- EXERCISE GOAL: Only a number is wanted: how many lines in these records contain the word "title"?
— START DATA EXTRACT —
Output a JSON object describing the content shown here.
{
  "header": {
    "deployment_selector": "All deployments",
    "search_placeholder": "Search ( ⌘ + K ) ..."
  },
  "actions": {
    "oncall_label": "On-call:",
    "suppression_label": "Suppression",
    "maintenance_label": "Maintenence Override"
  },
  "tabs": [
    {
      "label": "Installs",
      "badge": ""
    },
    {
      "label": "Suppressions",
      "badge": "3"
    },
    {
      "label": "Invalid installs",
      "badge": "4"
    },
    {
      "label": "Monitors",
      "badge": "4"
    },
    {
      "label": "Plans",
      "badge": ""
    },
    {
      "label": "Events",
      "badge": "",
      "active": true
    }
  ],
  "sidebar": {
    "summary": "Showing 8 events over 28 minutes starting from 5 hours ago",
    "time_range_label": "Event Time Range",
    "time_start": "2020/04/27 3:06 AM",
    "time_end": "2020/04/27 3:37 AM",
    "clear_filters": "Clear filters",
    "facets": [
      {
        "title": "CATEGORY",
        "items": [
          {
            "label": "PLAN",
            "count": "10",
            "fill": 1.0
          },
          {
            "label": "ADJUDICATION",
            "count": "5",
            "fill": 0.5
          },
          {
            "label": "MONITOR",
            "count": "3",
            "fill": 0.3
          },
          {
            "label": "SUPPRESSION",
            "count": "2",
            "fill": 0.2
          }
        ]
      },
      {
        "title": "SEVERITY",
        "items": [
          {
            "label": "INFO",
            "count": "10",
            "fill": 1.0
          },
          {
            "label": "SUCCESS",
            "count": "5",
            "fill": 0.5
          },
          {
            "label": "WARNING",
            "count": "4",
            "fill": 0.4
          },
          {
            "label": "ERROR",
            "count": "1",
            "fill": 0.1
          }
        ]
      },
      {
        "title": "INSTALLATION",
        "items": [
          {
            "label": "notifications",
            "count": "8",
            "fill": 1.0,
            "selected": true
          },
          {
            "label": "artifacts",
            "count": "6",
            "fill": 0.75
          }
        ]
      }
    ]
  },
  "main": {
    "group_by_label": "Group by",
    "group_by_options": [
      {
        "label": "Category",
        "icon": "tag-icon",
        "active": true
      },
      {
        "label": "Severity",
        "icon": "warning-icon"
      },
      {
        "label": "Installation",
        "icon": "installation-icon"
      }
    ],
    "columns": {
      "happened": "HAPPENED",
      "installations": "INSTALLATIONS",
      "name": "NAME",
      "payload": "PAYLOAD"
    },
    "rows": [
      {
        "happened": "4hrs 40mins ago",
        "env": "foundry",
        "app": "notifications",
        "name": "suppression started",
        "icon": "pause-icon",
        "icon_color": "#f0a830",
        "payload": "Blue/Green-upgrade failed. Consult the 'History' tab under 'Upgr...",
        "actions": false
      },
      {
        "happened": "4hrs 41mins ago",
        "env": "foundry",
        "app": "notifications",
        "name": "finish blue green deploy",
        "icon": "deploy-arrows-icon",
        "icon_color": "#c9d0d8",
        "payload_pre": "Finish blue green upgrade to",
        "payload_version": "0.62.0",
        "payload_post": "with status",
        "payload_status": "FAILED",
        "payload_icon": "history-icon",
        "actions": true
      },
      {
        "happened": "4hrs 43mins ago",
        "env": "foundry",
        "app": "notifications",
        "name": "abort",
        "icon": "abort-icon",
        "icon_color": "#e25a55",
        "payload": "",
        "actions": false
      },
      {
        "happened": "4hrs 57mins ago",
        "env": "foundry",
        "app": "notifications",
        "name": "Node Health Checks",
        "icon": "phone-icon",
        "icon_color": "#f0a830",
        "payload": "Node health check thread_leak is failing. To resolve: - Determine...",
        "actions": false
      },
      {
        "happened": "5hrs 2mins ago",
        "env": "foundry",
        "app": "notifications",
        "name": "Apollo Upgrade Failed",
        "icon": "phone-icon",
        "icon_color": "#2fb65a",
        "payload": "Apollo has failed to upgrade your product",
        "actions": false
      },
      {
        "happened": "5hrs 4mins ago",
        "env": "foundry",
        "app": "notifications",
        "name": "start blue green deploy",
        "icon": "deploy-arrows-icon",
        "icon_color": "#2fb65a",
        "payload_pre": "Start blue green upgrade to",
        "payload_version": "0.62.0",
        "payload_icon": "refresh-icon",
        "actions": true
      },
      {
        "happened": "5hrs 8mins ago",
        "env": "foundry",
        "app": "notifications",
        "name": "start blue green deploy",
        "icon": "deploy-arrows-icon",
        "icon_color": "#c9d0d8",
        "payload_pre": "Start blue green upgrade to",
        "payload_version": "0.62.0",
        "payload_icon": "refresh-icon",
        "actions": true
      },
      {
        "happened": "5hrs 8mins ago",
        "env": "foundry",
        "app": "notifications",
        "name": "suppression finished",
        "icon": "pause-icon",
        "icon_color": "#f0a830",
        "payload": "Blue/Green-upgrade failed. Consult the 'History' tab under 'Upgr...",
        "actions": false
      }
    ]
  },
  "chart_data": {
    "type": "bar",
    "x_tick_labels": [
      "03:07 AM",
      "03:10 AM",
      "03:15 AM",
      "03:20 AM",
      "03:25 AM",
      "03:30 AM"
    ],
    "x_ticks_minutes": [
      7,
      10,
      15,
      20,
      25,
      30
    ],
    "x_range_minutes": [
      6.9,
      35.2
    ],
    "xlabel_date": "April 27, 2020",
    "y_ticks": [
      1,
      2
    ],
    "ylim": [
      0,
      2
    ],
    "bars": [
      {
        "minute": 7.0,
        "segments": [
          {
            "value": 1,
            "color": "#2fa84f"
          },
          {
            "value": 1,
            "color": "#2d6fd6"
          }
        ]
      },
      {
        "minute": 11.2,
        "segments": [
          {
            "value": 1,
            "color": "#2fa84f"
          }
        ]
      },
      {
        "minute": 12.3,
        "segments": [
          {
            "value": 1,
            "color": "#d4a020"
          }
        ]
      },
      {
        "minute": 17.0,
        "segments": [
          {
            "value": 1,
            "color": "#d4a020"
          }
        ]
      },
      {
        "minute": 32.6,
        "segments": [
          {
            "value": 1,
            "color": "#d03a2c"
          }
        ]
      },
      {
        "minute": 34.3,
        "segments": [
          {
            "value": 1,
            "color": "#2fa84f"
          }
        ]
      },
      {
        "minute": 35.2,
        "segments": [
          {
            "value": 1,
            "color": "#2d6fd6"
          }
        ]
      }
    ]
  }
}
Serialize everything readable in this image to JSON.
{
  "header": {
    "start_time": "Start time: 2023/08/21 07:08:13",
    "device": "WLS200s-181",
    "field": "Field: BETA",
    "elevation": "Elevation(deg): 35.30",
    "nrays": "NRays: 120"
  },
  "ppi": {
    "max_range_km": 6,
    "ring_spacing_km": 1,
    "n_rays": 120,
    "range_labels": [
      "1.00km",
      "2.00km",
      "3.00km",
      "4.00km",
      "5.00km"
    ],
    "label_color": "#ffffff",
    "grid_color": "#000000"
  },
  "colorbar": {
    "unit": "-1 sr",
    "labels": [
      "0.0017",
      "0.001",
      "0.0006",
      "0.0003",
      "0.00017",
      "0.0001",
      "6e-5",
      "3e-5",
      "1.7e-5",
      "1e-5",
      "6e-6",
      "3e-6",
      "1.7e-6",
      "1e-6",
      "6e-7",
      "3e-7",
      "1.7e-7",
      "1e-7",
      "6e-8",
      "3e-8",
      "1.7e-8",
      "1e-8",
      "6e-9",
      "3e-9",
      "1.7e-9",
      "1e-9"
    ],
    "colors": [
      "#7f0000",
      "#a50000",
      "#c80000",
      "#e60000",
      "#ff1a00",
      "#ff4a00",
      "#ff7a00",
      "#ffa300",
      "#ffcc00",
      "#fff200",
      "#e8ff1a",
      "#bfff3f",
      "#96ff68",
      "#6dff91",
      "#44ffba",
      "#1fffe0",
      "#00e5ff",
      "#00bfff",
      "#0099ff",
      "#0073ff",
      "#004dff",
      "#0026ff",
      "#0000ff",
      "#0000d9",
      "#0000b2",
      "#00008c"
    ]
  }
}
— END DATA EXTRACT —
- SOLVED EXERCISE: 3